:: DIRECTIVE ::
Among the lines of these entries, how many hold the word "mineurtoonladder"? State only the number.

[A block of data]
■ ■ ■ ■

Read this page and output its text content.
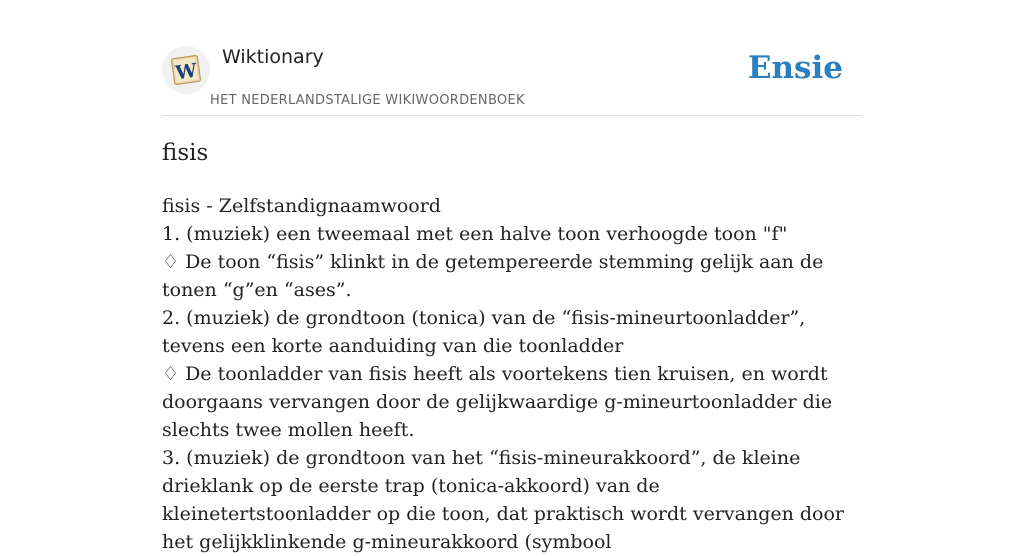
W
Wiktionary
HET NEDERLANDSTALIGE WIKIWOORDENBOEK
Ensie
fisis

fisis - Zelfstandignaamwoord

1. (muziek) een tweemaal met een halve toon verhoogde toon "f"

♢ De toon “fisis” klinkt in de getempereerde stemming gelijk aan de tonen “g”en “ases”.

2. (muziek) de grondtoon (tonica) van de “fisis-mineurtoonladder”, tevens een korte aanduiding van die toonladder

♢ De toonladder van fisis heeft als voortekens tien kruisen, en wordt doorgaans vervangen door de gelijkwaardige g-mineurtoonladder die slechts twee mollen heeft.

3. (muziek) de grondtoon van het “fisis-mineurakkoord”, de kleine drieklank op de eerste trap (tonica-akkoord) van de kleinetertstoonladder op die toon, dat praktisch wordt vervangen door het gelijkklinkende g-mineurakkoord (symbool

■ ■ ■ ■

:: FINAL RESULT ::
2